→ DIRECTION:
Check every line of the data below for the string "China", and copy the ones that hold it.
===== DATASET =====
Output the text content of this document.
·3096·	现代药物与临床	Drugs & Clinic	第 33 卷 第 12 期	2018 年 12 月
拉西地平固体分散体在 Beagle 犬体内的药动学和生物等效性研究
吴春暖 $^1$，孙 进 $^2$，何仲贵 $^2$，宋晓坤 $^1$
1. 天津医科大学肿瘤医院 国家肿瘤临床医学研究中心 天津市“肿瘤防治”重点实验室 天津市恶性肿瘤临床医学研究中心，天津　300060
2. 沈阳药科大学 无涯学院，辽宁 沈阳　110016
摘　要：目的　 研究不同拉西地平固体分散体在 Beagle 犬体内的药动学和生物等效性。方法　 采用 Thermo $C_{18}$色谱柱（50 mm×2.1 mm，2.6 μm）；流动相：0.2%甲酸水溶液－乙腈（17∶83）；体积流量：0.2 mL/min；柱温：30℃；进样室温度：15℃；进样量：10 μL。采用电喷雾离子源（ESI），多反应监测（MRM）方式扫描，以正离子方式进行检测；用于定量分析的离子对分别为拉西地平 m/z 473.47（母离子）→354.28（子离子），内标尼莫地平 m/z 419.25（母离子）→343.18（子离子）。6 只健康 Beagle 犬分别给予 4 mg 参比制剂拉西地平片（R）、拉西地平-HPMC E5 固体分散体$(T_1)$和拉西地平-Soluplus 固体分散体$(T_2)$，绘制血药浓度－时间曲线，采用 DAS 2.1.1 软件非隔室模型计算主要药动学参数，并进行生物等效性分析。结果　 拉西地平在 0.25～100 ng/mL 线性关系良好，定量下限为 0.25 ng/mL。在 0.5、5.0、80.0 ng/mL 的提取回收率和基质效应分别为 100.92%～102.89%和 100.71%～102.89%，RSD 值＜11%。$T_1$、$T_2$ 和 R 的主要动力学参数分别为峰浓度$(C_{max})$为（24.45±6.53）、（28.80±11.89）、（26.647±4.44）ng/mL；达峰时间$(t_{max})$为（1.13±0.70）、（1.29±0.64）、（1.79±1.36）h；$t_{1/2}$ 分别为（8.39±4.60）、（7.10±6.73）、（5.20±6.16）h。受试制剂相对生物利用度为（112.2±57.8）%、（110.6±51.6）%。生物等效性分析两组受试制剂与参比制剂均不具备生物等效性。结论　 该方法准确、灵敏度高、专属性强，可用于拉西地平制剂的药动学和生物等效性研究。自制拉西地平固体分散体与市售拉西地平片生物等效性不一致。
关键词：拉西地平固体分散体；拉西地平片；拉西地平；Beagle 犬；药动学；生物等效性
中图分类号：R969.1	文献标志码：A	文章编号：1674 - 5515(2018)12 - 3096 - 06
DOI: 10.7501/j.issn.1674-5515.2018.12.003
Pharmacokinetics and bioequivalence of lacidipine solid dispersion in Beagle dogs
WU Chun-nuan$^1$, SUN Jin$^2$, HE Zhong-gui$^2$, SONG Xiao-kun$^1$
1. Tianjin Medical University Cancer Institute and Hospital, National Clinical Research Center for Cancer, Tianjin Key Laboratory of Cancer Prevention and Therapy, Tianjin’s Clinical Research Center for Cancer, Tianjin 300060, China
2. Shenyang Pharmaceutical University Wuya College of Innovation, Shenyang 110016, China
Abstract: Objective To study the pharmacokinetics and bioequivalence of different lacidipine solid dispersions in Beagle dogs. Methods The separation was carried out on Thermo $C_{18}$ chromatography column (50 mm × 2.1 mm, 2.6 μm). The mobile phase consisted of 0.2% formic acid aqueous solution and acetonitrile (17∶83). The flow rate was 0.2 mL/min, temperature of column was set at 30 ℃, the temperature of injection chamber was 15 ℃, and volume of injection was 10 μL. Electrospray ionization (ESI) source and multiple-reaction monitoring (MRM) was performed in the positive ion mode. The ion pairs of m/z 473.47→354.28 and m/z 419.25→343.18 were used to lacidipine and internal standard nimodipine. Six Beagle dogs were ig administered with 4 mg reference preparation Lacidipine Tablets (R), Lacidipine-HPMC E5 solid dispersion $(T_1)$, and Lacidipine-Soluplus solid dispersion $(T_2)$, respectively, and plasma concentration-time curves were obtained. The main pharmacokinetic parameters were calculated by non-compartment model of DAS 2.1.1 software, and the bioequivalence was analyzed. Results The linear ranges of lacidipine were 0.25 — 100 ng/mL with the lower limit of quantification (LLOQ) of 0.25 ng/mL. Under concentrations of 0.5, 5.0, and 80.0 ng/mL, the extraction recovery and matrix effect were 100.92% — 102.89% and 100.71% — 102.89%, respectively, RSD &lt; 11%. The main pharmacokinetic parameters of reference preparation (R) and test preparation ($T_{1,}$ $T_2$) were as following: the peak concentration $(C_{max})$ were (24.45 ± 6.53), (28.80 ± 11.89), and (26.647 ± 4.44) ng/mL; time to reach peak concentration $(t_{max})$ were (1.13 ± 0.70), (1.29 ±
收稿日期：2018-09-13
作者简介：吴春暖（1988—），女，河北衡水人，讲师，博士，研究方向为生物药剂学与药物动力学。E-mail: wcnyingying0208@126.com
=====
→ CORRECT RESULT:
1. Tianjin Medical University Cancer Institute and Hospital, National Clinical Research Center for Cancer, Tianjin Key Laboratory of Cancer Prevention and Therapy, Tianjin’s Clinical Research Center for Cancer, Tianjin 300060, China
2. Shenyang Pharmaceutical University Wuya College of Innovation, Shenyang 110016, China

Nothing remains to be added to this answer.